- _THE EXERCISE_:
Determine the count of lines holding the string "placeholder". Return only the number.

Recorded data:
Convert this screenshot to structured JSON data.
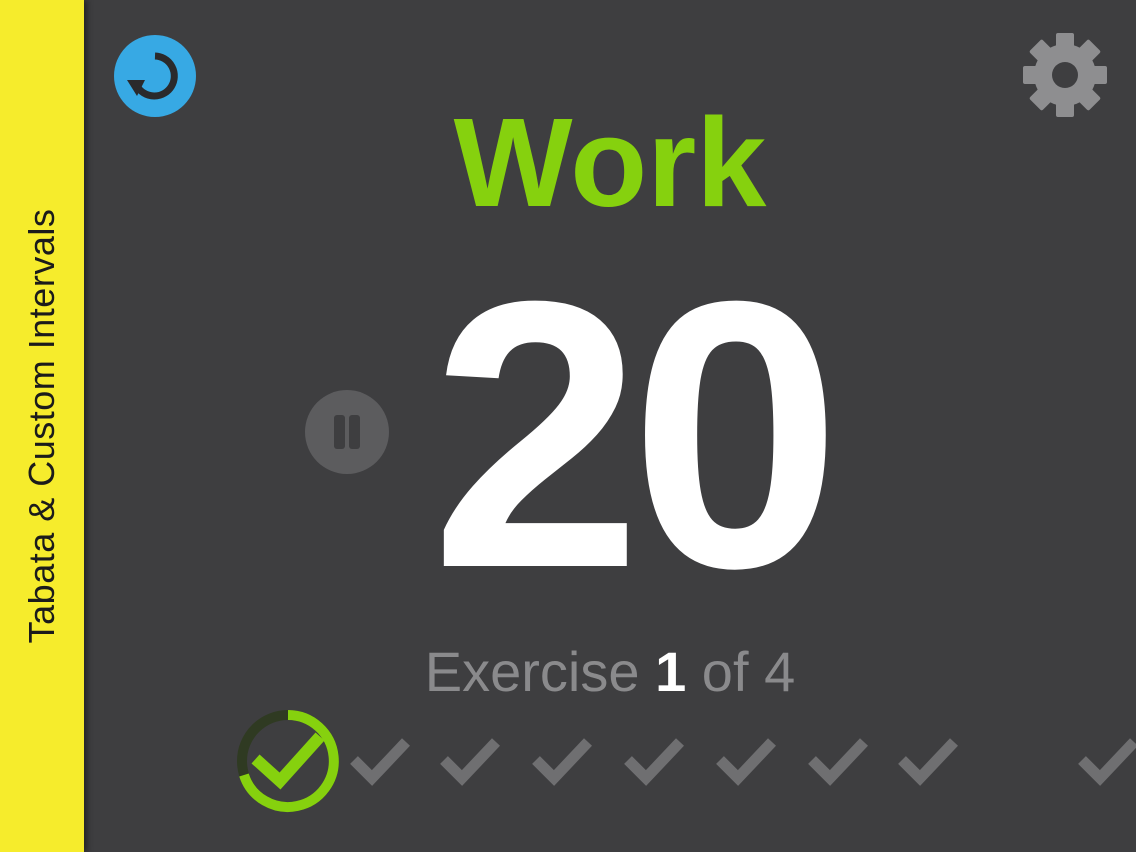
{
  "app": {
    "sidebar_title": "Tabata & Custom Intervals"
  },
  "toolbar": {
    "reset_icon": "reset-icon",
    "settings_icon": "gear-icon"
  },
  "timer": {
    "phase": "Work",
    "seconds": "20",
    "phase_color": "#86d10e"
  },
  "exercise": {
    "prefix": "Exercise",
    "current": "1",
    "of_text": "of",
    "total": "4"
  },
  "colors": {
    "sidebar": "#f6ec2c",
    "background": "#3e3e40",
    "accent_green": "#86d10e",
    "reset_blue": "#37a9e4",
    "inactive_check": "#6f6f71"
  },
  "rounds": [
    {
      "state": "current"
    },
    {
      "state": "pending"
    },
    {
      "state": "pending"
    },
    {
      "state": "pending"
    },
    {
      "state": "pending"
    },
    {
      "state": "pending"
    },
    {
      "state": "pending"
    },
    {
      "state": "pending"
    },
    {
      "state": "pending"
    }
  ]
}
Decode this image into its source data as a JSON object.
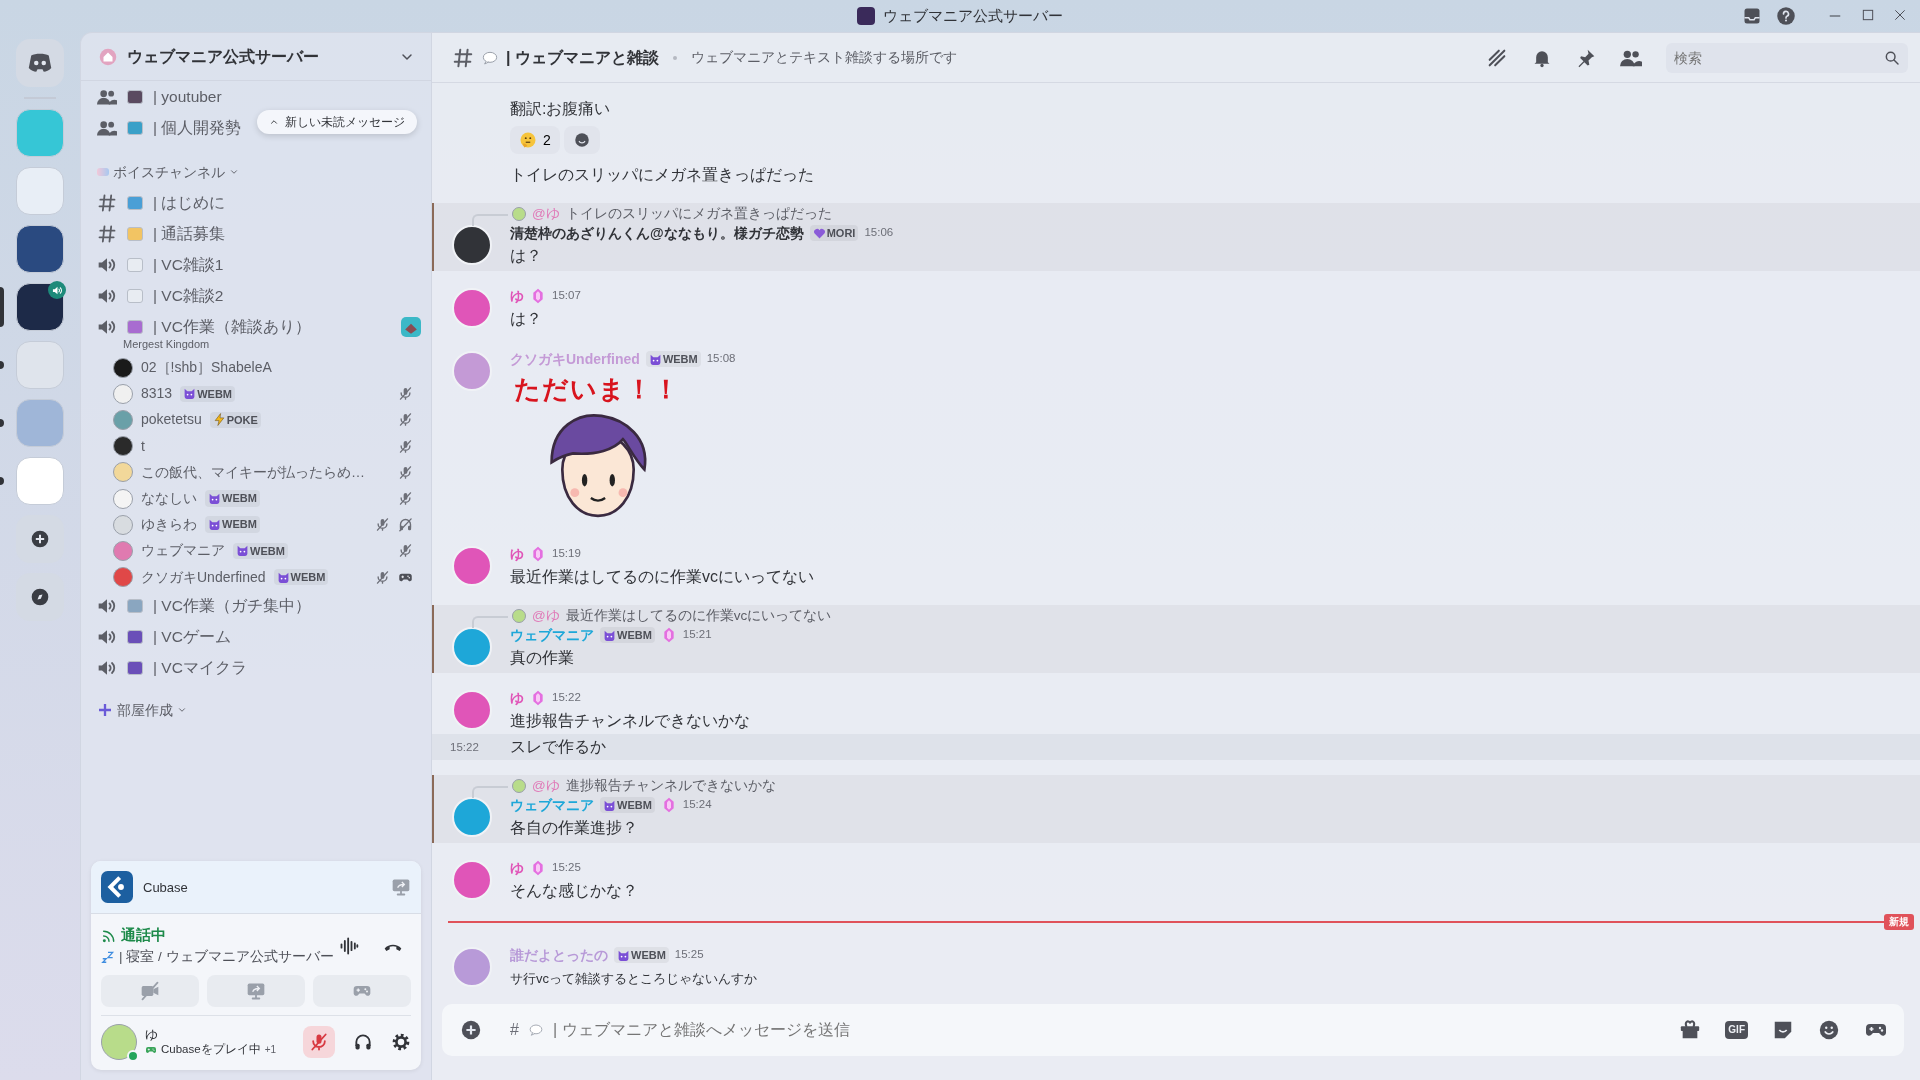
{
  "window": {
    "title": "ウェブマニア公式サーバー"
  },
  "servers": [
    {
      "kind": "home",
      "selected": false,
      "unread": false,
      "voice": false
    },
    {
      "kind": "server",
      "selected": false,
      "unread": false,
      "voice": false
    },
    {
      "kind": "server",
      "selected": false,
      "unread": false,
      "voice": false
    },
    {
      "kind": "server",
      "selected": false,
      "unread": false,
      "voice": false
    },
    {
      "kind": "server",
      "selected": true,
      "unread": false,
      "voice": true
    },
    {
      "kind": "server",
      "selected": false,
      "unread": true,
      "voice": false
    },
    {
      "kind": "server",
      "selected": false,
      "unread": true,
      "voice": false
    },
    {
      "kind": "server",
      "selected": false,
      "unread": true,
      "voice": false
    },
    {
      "kind": "add",
      "selected": false,
      "unread": false,
      "voice": false
    },
    {
      "kind": "discover",
      "selected": false,
      "unread": false,
      "voice": false
    }
  ],
  "server_header": {
    "name": "ウェブマニア公式サーバー"
  },
  "unread_pill": {
    "label": "新しい未読メッセージ"
  },
  "channels": [
    {
      "kind": "forum",
      "name": "| youtuber"
    },
    {
      "kind": "forum",
      "name": "| 個人開発勢"
    },
    {
      "kind": "category",
      "name": "ボイスチャンネル"
    },
    {
      "kind": "text",
      "name": "| はじめに"
    },
    {
      "kind": "text",
      "name": "| 通話募集"
    },
    {
      "kind": "voice",
      "name": "| VC雑談1"
    },
    {
      "kind": "voice",
      "name": "| VC雑談2"
    },
    {
      "kind": "voice",
      "name": "| VC作業（雑談あり）",
      "activity": "Mergest Kingdom",
      "members": [
        {
          "name": "02［!shb］ShabeleA",
          "muted": false,
          "deafened": false,
          "playing": false
        },
        {
          "name": "8313",
          "tag": {
            "label": "WEBM",
            "kind": "cat"
          },
          "muted": true,
          "deafened": false,
          "playing": false
        },
        {
          "name": "poketetsu",
          "tag": {
            "label": "POKE",
            "kind": "bolt"
          },
          "muted": true,
          "deafened": false,
          "playing": false
        },
        {
          "name": "t",
          "muted": true,
          "deafened": false,
          "playing": false
        },
        {
          "name": "この飯代、マイキーが払ったらめ…",
          "muted": true,
          "deafened": false,
          "playing": false
        },
        {
          "name": "ななしい",
          "tag": {
            "label": "WEBM",
            "kind": "cat"
          },
          "muted": true,
          "deafened": false,
          "playing": false
        },
        {
          "name": "ゆきらわ",
          "tag": {
            "label": "WEBM",
            "kind": "cat"
          },
          "muted": true,
          "deafened": true,
          "playing": false
        },
        {
          "name": "ウェブマニア",
          "tag": {
            "label": "WEBM",
            "kind": "cat"
          },
          "muted": true,
          "deafened": false,
          "playing": false
        },
        {
          "name": "クソガキUnderfined",
          "tag": {
            "label": "WEBM",
            "kind": "cat"
          },
          "muted": true,
          "deafened": false,
          "playing": true
        }
      ]
    },
    {
      "kind": "voice",
      "name": "| VC作業（ガチ集中）"
    },
    {
      "kind": "voice",
      "name": "| VCゲーム"
    },
    {
      "kind": "voice",
      "name": "| VCマイクラ"
    },
    {
      "kind": "create",
      "name": "部屋作成"
    }
  ],
  "voice_panel": {
    "activity": {
      "name": "Cubase"
    },
    "status": "通話中",
    "location": "| 寝室 / ウェブマニア公式サーバー",
    "camera_on": false
  },
  "user": {
    "name": "ゆ",
    "status": "Cubaseをプレイ中",
    "extra": "+1",
    "mic_muted": true,
    "online": true
  },
  "channel_header": {
    "name": "| ウェブマニアと雑談",
    "topic": "ウェブマニアとテキスト雑談する場所です",
    "search": {
      "placeholder": "検索"
    }
  },
  "messages": [
    {
      "kind": "message",
      "highlighted": false,
      "lines": [
        {
          "text": "翻訳:お腹痛い"
        }
      ],
      "reactions": [
        {
          "count": "2",
          "selected": false
        }
      ]
    },
    {
      "kind": "message",
      "highlighted": false,
      "lines": [
        {
          "text": "トイレのスリッパにメガネ置きっぱだった"
        }
      ]
    },
    {
      "kind": "message",
      "highlighted": true,
      "reply": {
        "mention": "@ゆ",
        "text": "トイレのスリッパにメガネ置きっぱだった"
      },
      "author": "清楚枠のあざりんくん@ななもり。様ガチ恋勢",
      "color": "#313338",
      "tag": {
        "label": "MORI",
        "kind": "heart"
      },
      "boost": false,
      "time": "15:06",
      "lines": [
        {
          "text": "は？"
        }
      ]
    },
    {
      "kind": "message",
      "highlighted": false,
      "author": "ゆ",
      "color": "#e055b8",
      "boost": true,
      "time": "15:07",
      "lines": [
        {
          "text": "は？"
        }
      ]
    },
    {
      "kind": "message",
      "highlighted": false,
      "author": "クソガキUnderfined",
      "color": "#c49ad6",
      "tag": {
        "label": "WEBM",
        "kind": "cat"
      },
      "boost": false,
      "time": "15:08",
      "sticker": {
        "caption": "ただいま！！"
      }
    },
    {
      "kind": "message",
      "highlighted": false,
      "author": "ゆ",
      "color": "#e055b8",
      "boost": true,
      "time": "15:19",
      "lines": [
        {
          "text": "最近作業はしてるのに作業vcにいってない"
        }
      ]
    },
    {
      "kind": "message",
      "highlighted": true,
      "reply": {
        "mention": "@ゆ",
        "text": "最近作業はしてるのに作業vcにいってない"
      },
      "author": "ウェブマニア",
      "color": "#1ea7d8",
      "tag": {
        "label": "WEBM",
        "kind": "cat"
      },
      "boost": true,
      "time": "15:21",
      "lines": [
        {
          "text": "真の作業"
        }
      ]
    },
    {
      "kind": "message",
      "highlighted": false,
      "author": "ゆ",
      "color": "#e055b8",
      "boost": true,
      "time": "15:22",
      "lines": [
        {
          "text": "進捗報告チャンネルできないかな"
        },
        {
          "text": "スレで作るか",
          "time": "15:22",
          "hovered": true
        }
      ]
    },
    {
      "kind": "message",
      "highlighted": true,
      "reply": {
        "mention": "@ゆ",
        "text": "進捗報告チャンネルできないかな"
      },
      "author": "ウェブマニア",
      "color": "#1ea7d8",
      "tag": {
        "label": "WEBM",
        "kind": "cat"
      },
      "boost": true,
      "time": "15:24",
      "lines": [
        {
          "text": "各自の作業進捗？"
        }
      ]
    },
    {
      "kind": "message",
      "highlighted": false,
      "author": "ゆ",
      "color": "#e055b8",
      "boost": true,
      "time": "15:25",
      "lines": [
        {
          "text": "そんな感じかな？"
        }
      ]
    },
    {
      "kind": "divider",
      "label": "新規"
    },
    {
      "kind": "message",
      "highlighted": false,
      "author": "誰だよとったの",
      "color": "#b89ad8",
      "tag": {
        "label": "WEBM",
        "kind": "cat"
      },
      "boost": false,
      "time": "15:25",
      "lines": [
        {
          "text": "サ行vcって雑談するところじゃないんすか"
        }
      ]
    }
  ],
  "composer": {
    "prefix": "#",
    "placeholder": "| ウェブマニアと雑談へメッセージを送信",
    "gif": "GIF"
  }
}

- _EXERCISE ANSWER_:
2